* _What the exercise asks_: Report the number of lines containing "title", with no other words.

* _Data for the task_:
## start
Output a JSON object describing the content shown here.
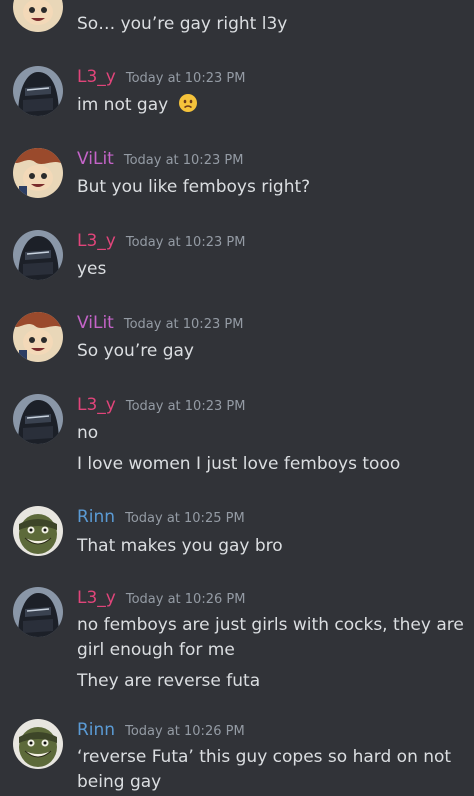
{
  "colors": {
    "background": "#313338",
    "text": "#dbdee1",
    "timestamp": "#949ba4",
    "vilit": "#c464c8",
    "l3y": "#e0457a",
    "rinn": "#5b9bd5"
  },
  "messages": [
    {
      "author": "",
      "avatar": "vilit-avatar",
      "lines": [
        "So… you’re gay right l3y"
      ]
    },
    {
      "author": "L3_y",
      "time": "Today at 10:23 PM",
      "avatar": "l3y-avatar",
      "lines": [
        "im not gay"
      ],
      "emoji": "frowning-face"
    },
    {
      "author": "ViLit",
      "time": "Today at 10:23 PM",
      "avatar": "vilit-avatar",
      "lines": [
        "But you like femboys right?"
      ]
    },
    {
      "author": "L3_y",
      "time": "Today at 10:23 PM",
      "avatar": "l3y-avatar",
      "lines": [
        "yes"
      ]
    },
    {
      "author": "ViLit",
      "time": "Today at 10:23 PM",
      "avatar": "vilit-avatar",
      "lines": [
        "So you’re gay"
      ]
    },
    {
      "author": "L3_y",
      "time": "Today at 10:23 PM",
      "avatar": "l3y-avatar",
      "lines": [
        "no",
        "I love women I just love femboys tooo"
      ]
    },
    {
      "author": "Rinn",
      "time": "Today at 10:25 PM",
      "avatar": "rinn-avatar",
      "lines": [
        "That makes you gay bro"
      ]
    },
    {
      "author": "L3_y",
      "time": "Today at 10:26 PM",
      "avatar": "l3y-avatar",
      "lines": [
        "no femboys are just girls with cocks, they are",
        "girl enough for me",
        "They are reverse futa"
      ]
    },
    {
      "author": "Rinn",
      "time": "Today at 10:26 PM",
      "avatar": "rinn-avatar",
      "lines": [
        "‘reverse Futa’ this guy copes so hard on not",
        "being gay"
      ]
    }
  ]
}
## end
## start
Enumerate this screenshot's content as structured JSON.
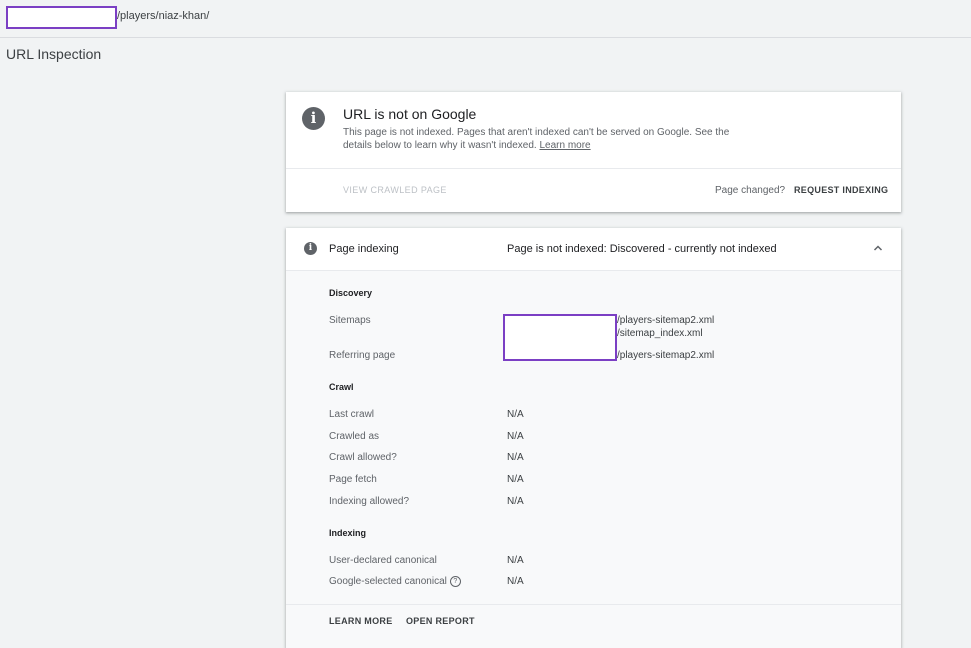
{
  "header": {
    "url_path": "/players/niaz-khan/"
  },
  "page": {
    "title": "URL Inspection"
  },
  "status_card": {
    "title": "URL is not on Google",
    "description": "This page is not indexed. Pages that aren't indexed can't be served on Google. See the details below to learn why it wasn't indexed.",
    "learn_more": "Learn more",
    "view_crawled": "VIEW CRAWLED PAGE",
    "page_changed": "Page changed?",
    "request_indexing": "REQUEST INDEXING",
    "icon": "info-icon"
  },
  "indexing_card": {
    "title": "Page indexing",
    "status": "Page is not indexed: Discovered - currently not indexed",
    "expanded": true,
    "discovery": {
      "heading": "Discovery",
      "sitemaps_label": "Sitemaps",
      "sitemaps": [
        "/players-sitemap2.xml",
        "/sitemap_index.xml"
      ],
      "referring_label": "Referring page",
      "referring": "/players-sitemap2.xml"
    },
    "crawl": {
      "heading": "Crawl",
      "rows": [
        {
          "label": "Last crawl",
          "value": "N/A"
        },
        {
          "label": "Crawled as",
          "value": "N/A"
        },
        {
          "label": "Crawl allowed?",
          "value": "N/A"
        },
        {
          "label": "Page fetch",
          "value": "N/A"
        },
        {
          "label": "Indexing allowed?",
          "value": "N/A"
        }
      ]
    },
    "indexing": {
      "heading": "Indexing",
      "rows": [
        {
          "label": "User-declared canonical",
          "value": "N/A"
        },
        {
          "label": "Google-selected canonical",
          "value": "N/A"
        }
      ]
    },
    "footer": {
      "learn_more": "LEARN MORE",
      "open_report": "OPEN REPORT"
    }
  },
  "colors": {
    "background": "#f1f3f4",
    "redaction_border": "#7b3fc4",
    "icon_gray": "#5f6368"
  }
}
## end
* _Task solution_: 3